## AIM
Determine which lines of the records include the word "Schaltung", and copy them.

Rows from a figure dataset:

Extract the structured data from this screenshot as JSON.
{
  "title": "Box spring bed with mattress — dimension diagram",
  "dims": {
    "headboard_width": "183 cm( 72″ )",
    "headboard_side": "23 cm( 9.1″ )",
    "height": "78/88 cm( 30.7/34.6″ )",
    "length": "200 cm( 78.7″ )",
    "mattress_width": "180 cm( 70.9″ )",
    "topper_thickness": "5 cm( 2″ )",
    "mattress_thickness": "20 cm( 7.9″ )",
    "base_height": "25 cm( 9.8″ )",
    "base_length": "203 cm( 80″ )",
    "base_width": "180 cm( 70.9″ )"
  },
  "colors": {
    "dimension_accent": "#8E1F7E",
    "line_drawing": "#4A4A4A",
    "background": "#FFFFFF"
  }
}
...
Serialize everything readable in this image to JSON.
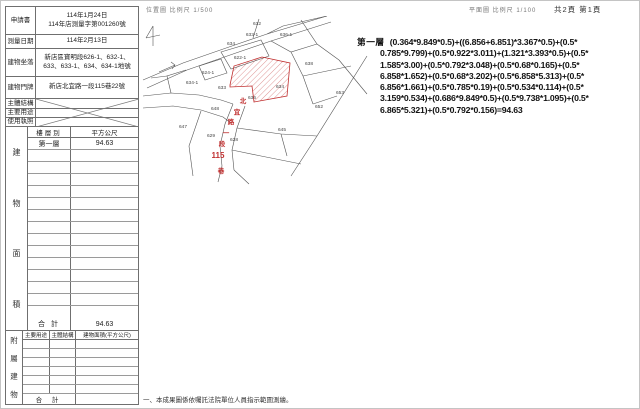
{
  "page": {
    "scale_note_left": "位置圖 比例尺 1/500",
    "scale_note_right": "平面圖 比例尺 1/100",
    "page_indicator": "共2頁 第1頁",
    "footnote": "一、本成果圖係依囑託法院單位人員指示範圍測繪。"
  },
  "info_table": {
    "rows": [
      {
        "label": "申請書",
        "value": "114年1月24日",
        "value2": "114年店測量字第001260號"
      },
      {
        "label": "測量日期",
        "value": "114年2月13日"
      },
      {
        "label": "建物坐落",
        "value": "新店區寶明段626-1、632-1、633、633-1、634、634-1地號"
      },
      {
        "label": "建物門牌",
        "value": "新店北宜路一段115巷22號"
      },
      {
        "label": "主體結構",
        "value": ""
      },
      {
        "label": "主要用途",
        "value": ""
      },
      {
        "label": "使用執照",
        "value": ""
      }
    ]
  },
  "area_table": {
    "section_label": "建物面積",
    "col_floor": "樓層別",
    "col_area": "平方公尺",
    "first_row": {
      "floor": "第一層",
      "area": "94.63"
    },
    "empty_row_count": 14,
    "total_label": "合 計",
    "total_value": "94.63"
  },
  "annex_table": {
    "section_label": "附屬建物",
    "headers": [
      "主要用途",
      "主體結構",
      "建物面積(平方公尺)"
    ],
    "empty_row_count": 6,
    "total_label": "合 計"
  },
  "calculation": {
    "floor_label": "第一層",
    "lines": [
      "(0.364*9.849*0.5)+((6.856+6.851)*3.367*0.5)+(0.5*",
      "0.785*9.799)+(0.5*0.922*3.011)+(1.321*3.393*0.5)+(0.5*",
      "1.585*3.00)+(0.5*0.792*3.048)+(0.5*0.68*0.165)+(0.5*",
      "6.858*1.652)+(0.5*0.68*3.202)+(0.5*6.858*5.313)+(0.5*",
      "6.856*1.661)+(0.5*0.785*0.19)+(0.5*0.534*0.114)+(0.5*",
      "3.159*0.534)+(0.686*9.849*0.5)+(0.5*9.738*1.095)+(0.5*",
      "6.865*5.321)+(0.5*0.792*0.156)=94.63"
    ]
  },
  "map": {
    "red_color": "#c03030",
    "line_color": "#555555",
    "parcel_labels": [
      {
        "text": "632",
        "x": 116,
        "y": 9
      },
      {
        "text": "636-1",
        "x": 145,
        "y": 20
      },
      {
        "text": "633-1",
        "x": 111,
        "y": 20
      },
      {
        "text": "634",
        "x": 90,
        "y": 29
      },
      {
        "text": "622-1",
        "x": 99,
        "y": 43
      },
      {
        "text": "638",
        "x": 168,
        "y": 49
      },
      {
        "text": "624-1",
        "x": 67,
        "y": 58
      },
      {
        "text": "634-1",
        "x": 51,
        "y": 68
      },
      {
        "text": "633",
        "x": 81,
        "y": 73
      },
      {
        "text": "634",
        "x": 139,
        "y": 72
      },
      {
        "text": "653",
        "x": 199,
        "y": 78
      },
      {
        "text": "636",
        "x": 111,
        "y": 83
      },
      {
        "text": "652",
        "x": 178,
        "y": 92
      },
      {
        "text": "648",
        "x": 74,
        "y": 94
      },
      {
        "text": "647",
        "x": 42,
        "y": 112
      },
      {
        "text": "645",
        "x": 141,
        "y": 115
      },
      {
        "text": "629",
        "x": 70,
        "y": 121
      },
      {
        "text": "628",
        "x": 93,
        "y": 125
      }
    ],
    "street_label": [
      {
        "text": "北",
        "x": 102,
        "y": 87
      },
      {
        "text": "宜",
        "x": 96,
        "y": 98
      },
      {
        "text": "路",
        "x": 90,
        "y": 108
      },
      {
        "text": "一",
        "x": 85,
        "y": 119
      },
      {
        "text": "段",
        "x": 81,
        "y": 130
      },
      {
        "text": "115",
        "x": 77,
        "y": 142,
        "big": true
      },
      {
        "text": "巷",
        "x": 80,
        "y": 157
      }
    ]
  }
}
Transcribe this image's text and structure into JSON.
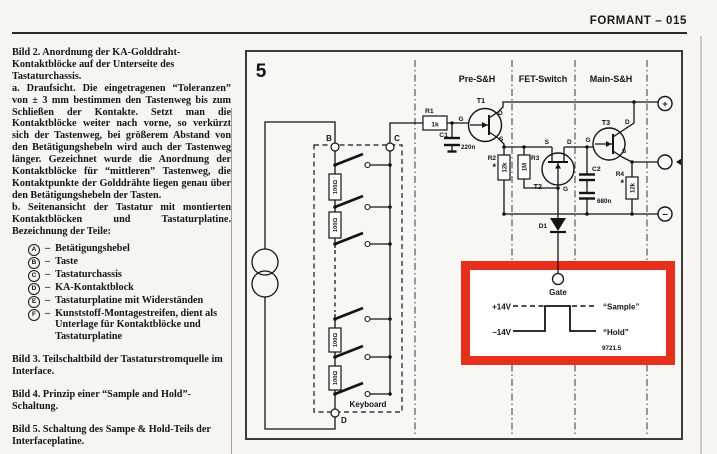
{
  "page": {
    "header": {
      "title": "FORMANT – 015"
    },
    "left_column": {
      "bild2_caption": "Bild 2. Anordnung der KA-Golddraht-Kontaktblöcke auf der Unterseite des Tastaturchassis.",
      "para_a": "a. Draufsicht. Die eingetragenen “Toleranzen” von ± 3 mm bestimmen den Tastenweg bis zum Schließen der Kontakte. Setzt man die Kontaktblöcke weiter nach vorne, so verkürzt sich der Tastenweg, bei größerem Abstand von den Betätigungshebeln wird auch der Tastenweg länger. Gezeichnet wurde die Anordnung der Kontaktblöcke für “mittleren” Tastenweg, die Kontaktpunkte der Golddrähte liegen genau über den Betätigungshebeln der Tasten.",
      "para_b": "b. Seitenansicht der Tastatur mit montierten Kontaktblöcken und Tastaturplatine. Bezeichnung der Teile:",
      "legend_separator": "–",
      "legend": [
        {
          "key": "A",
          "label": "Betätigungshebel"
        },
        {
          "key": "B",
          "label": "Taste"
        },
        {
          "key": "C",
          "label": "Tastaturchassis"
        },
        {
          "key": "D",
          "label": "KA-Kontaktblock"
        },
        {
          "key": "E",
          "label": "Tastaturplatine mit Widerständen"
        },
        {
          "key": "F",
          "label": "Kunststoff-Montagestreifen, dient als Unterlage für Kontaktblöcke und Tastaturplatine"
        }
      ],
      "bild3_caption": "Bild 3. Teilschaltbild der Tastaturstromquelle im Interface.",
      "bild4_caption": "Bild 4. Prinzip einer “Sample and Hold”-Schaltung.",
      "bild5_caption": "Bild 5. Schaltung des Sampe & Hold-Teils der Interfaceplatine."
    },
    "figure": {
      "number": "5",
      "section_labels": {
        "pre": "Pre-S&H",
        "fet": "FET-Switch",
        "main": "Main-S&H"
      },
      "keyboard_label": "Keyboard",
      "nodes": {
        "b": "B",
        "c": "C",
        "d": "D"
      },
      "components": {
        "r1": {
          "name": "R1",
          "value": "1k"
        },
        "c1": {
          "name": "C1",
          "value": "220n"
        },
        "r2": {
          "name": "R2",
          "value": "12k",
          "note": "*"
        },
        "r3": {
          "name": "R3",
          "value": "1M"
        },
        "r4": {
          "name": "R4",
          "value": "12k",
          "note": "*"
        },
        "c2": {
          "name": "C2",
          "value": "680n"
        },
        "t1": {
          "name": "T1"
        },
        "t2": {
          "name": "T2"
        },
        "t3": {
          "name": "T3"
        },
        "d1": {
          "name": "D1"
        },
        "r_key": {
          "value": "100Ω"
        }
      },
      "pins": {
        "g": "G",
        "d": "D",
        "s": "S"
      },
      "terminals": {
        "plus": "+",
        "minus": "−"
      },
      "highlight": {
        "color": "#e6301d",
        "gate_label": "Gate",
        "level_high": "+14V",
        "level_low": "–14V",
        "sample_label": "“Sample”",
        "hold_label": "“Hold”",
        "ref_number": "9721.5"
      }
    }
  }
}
* * *
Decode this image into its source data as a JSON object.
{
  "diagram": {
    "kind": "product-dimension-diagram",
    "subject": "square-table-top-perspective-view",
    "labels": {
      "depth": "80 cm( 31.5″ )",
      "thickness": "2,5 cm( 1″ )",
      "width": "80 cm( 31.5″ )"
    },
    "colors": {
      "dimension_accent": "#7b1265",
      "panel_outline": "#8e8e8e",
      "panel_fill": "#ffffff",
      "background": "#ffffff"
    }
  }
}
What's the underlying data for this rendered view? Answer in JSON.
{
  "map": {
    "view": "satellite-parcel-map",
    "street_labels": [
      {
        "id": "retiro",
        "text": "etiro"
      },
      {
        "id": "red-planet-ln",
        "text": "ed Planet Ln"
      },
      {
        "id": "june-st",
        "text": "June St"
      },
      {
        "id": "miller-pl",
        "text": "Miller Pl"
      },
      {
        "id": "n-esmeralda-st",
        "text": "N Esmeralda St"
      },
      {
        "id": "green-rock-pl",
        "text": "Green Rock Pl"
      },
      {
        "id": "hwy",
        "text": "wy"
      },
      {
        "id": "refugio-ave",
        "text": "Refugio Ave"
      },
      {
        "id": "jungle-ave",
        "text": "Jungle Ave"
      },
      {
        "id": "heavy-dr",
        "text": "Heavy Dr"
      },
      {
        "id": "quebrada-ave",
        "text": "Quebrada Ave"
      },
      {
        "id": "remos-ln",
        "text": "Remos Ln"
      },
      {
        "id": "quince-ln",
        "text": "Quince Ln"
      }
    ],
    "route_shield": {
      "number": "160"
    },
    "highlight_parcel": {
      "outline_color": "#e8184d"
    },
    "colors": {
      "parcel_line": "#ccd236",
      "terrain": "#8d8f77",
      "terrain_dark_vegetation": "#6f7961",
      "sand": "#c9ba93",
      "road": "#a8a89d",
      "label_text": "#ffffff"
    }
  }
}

## RESULT
      "bild4_caption": "Bild 4. Prinzip einer “Sample and Hold”-Schaltung.",
      "bild5_caption": "Bild 5. Schaltung des Sampe & Hold-Teils der Interfaceplatine."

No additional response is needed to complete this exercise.